(A block of data)
···
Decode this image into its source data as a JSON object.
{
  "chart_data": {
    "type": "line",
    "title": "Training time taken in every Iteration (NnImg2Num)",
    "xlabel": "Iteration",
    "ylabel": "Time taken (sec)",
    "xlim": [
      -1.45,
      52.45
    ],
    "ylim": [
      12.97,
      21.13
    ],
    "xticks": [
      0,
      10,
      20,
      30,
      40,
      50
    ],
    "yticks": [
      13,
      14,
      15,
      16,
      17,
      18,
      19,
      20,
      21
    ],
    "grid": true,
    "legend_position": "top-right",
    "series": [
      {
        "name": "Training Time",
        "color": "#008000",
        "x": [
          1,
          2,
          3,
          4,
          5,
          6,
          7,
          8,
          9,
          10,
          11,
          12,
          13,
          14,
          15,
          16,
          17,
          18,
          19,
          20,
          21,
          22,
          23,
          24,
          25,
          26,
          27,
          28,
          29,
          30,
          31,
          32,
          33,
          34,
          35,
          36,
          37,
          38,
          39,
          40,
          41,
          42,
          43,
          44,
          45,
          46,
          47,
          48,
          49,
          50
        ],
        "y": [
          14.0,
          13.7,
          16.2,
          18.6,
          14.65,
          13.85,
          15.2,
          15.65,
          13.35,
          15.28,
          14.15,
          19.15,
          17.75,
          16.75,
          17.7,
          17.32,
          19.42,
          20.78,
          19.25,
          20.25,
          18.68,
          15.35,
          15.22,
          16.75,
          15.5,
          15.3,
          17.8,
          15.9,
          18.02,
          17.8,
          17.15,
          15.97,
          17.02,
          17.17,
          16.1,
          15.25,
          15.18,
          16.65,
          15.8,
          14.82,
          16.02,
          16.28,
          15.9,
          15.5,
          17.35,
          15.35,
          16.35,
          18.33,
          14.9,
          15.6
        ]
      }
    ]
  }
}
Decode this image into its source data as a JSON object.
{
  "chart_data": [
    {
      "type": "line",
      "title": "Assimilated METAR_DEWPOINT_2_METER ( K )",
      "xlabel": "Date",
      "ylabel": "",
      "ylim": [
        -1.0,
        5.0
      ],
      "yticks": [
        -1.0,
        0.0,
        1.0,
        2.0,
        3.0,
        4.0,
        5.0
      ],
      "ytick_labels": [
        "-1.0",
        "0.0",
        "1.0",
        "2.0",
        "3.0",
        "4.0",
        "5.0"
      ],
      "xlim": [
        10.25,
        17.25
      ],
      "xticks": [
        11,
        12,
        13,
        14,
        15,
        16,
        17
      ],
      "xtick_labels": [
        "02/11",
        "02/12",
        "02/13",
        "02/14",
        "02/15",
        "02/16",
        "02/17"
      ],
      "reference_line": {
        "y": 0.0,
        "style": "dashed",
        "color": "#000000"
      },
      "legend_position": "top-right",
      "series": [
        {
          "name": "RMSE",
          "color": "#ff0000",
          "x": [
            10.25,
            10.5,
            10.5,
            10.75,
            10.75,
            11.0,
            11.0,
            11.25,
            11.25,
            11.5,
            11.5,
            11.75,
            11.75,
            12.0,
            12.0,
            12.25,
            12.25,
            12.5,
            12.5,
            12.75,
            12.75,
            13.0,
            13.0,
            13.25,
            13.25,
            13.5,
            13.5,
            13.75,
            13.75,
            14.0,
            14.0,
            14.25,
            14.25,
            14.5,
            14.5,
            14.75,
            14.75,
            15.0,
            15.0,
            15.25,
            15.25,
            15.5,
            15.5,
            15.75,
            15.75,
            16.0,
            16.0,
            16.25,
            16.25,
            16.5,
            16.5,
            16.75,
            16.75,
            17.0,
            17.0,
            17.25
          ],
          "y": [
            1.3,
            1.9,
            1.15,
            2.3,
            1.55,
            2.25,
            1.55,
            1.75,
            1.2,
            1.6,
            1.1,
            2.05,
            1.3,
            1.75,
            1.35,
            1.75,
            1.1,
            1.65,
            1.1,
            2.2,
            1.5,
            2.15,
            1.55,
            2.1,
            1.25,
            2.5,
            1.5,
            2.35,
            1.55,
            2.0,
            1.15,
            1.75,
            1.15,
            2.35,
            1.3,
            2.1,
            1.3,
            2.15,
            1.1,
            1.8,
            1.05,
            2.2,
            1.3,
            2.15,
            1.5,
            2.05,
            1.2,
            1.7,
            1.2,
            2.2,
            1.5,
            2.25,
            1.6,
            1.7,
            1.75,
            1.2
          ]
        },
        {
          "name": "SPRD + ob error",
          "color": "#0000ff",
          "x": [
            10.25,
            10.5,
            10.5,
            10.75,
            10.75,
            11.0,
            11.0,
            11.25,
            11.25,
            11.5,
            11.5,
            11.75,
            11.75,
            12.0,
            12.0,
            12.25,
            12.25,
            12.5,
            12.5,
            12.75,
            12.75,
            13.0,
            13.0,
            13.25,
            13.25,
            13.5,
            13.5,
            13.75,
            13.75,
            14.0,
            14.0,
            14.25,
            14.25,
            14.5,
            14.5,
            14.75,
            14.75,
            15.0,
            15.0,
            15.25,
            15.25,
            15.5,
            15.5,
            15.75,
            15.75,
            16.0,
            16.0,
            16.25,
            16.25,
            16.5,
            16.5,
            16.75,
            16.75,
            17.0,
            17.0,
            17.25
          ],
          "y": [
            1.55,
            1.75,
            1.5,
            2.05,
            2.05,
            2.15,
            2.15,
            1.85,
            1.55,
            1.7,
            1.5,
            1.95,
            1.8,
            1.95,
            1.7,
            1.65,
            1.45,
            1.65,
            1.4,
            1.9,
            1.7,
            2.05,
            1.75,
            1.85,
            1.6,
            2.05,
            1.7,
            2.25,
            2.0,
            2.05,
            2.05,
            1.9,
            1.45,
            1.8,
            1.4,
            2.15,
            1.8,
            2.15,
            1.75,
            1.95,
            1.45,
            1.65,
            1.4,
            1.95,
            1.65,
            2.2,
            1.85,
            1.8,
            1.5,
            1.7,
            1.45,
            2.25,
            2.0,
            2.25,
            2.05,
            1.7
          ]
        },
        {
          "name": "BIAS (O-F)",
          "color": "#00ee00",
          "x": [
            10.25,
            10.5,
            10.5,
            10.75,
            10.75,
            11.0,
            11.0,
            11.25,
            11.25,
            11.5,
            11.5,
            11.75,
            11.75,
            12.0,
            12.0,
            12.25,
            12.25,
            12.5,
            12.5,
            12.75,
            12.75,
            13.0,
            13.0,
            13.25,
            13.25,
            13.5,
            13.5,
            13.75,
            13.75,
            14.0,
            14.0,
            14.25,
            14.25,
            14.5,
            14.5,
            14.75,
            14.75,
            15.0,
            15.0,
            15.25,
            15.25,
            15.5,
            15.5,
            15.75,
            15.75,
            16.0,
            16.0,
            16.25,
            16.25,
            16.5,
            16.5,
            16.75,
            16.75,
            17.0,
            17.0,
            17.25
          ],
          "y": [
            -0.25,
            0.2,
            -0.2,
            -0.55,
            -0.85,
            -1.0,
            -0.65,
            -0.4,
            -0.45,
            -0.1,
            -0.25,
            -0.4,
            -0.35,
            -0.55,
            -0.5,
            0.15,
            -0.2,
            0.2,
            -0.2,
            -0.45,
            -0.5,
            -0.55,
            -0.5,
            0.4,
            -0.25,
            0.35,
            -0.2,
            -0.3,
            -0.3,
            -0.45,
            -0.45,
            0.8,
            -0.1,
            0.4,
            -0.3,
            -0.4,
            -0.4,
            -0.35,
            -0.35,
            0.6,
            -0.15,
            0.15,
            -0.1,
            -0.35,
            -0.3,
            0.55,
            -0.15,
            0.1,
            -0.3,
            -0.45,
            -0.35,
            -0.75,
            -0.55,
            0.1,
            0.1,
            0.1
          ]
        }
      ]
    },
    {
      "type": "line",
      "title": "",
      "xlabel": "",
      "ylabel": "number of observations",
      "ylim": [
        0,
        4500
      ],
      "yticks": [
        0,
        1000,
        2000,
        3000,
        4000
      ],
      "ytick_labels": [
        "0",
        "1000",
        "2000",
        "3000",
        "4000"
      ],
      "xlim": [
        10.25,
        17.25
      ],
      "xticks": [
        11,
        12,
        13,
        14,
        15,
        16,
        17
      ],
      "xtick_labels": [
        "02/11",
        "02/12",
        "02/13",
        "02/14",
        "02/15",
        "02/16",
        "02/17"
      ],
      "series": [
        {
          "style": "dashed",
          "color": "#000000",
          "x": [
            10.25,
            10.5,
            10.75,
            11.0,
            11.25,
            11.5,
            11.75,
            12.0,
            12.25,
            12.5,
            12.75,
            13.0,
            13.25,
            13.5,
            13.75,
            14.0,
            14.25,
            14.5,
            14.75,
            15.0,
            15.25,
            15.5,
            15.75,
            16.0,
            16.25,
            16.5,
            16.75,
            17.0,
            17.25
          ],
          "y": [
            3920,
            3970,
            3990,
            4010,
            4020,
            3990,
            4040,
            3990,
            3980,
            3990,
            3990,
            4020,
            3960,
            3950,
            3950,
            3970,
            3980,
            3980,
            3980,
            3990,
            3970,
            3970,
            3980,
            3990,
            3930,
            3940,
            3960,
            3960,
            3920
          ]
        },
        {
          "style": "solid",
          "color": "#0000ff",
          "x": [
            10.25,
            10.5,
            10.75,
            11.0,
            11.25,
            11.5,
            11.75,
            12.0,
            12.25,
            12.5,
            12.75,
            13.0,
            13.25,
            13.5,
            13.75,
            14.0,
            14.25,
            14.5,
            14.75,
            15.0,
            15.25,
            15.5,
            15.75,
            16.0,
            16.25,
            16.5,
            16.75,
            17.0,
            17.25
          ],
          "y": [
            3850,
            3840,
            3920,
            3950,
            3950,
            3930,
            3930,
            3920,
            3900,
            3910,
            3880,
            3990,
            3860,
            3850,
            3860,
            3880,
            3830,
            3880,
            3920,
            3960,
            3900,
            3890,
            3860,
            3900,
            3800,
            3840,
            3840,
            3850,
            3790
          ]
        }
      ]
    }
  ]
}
···
# [Goal]
Copy each line holding the word "taken" from the listing above.

# [Completed task]
    "title": "Training time taken in every Iteration (NnImg2Num)",
    "ylabel": "Time taken (sec)",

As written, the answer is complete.